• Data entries
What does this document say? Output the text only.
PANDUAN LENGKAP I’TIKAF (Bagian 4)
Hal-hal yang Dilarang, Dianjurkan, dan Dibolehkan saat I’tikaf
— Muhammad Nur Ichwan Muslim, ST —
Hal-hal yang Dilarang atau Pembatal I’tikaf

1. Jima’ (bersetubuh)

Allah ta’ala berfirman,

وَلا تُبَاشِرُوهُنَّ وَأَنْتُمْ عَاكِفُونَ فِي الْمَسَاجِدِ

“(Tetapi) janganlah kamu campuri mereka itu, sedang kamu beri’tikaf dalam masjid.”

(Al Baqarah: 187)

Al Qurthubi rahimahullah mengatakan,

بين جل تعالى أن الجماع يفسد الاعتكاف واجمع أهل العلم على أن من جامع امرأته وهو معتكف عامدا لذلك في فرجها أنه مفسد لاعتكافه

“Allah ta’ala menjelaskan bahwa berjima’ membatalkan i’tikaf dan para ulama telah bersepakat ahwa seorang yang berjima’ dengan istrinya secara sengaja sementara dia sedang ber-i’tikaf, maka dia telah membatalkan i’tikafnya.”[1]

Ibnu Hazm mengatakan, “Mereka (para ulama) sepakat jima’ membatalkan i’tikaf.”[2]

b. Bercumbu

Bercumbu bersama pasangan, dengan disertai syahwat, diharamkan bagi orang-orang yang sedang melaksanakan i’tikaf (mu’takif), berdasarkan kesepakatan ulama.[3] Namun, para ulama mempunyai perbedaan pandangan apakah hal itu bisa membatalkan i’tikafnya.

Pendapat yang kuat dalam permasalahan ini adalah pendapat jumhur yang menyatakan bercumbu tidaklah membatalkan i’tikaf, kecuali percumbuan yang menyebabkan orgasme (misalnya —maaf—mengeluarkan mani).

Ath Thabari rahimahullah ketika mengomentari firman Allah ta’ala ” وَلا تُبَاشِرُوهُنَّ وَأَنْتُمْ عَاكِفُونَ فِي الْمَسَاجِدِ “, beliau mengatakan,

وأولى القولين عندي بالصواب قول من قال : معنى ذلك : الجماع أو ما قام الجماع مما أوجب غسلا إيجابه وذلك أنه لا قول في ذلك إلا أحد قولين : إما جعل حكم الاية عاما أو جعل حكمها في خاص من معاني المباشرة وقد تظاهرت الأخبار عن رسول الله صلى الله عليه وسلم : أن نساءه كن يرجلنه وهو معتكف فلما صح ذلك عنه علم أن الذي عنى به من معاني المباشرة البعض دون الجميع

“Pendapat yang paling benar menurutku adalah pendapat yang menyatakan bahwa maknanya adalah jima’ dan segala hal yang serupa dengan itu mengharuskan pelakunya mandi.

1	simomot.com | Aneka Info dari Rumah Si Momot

• BRIEF
Every entry must be quoted exactly as it appears above.

• CORRECT RESPONSE
What does this document say? Output the text only.
PANDUAN LENGKAP I’TIKAF (Bagian 4)
Hal-hal yang Dilarang, Dianjurkan, dan Dibolehkan saat I’tikaf
— Muhammad Nur Ichwan Muslim, ST —
Hal-hal yang Dilarang atau Pembatal I’tikaf

1. Jima’ (bersetubuh)

Allah ta’ala berfirman,

وَلا تُبَاشِرُوهُنَّ وَأَنْتُمْ عَاكِفُونَ فِي الْمَسَاجِدِ

“(Tetapi) janganlah kamu campuri mereka itu, sedang kamu beri’tikaf dalam masjid.”

(Al Baqarah: 187)

Al Qurthubi rahimahullah mengatakan,

بين جل تعالى أن الجماع يفسد الاعتكاف واجمع أهل العلم على أن من جامع امرأته وهو معتكف عامدا لذلك في فرجها أنه مفسد لاعتكافه

“Allah ta’ala menjelaskan bahwa berjima’ membatalkan i’tikaf dan para ulama telah bersepakat ahwa seorang yang berjima’ dengan istrinya secara sengaja sementara dia sedang ber-i’tikaf, maka dia telah membatalkan i’tikafnya.”[1]

Ibnu Hazm mengatakan, “Mereka (para ulama) sepakat jima’ membatalkan i’tikaf.”[2]

b. Bercumbu

Bercumbu bersama pasangan, dengan disertai syahwat, diharamkan bagi orang-orang yang sedang melaksanakan i’tikaf (mu’takif), berdasarkan kesepakatan ulama.[3] Namun, para ulama mempunyai perbedaan pandangan apakah hal itu bisa membatalkan i’tikafnya.

Pendapat yang kuat dalam permasalahan ini adalah pendapat jumhur yang menyatakan bercumbu tidaklah membatalkan i’tikaf, kecuali percumbuan yang menyebabkan orgasme (misalnya —maaf—mengeluarkan mani).

Ath Thabari rahimahullah ketika mengomentari firman Allah ta’ala ” وَلا تُبَاشِرُوهُنَّ وَأَنْتُمْ عَاكِفُونَ فِي الْمَسَاجِدِ “, beliau mengatakan,

وأولى القولين عندي بالصواب قول من قال : معنى ذلك : الجماع أو ما قام الجماع مما أوجب غسلا إيجابه وذلك أنه لا قول في ذلك إلا أحد قولين : إما جعل حكم الاية عاما أو جعل حكمها في خاص من معاني المباشرة وقد تظاهرت الأخبار عن رسول الله صلى الله عليه وسلم : أن نساءه كن يرجلنه وهو معتكف فلما صح ذلك عنه علم أن الذي عنى به من معاني المباشرة البعض دون الجميع

“Pendapat yang paling benar menurutku adalah pendapat yang menyatakan bahwa maknanya adalah jima’ dan segala hal yang serupa dengan itu mengharuskan pelakunya mandi.

1	simomot.com | Aneka Info dari Rumah Si Momot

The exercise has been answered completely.